EXERCISE INSTRUCTIONS: List the lines of this listing that hold the word "work".

start DATASET EXTRACT

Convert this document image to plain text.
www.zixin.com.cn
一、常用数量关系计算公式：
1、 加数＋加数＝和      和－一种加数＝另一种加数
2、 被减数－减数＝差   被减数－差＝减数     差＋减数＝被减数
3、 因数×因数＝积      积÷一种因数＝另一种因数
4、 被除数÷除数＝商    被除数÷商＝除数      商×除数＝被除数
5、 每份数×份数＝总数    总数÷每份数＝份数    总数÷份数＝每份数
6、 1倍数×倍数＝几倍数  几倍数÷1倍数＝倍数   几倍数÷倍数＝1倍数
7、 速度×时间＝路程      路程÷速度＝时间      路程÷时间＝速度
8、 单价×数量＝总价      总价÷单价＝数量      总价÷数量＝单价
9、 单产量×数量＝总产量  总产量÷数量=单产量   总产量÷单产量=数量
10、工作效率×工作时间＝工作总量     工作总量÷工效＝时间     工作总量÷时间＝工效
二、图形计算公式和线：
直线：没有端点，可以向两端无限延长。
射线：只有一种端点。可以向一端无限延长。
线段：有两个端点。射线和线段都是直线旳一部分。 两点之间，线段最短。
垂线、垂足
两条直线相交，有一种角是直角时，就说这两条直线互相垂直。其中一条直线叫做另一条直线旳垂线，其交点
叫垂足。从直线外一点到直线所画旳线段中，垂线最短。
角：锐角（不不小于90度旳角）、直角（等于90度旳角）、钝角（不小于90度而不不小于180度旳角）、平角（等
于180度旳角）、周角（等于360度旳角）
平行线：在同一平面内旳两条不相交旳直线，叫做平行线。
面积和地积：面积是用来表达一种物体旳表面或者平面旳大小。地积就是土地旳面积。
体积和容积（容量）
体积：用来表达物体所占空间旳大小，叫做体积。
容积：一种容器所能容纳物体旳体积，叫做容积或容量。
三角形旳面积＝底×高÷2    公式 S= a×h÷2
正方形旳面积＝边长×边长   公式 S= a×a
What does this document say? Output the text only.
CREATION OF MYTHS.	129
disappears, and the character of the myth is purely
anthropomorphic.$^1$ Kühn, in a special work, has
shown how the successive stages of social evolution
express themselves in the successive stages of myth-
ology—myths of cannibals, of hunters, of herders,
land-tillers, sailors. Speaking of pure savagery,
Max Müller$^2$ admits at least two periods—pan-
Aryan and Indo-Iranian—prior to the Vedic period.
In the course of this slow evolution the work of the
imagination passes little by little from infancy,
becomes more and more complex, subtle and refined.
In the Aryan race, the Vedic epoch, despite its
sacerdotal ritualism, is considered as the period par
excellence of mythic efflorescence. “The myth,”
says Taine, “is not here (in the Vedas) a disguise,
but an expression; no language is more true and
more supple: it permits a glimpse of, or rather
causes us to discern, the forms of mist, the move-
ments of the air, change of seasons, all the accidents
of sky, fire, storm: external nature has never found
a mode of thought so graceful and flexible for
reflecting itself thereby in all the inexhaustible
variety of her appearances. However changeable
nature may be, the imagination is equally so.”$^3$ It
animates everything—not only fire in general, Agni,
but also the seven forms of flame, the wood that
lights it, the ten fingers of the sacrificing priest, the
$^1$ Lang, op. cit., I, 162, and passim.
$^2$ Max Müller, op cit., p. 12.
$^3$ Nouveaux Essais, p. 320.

end DATASET EXTRACT

RESPONSE FOR THIS EXERCISE:
anthropomorphic.$^1$ Kühn, in a special work, has
In the course of this slow evolution the work of the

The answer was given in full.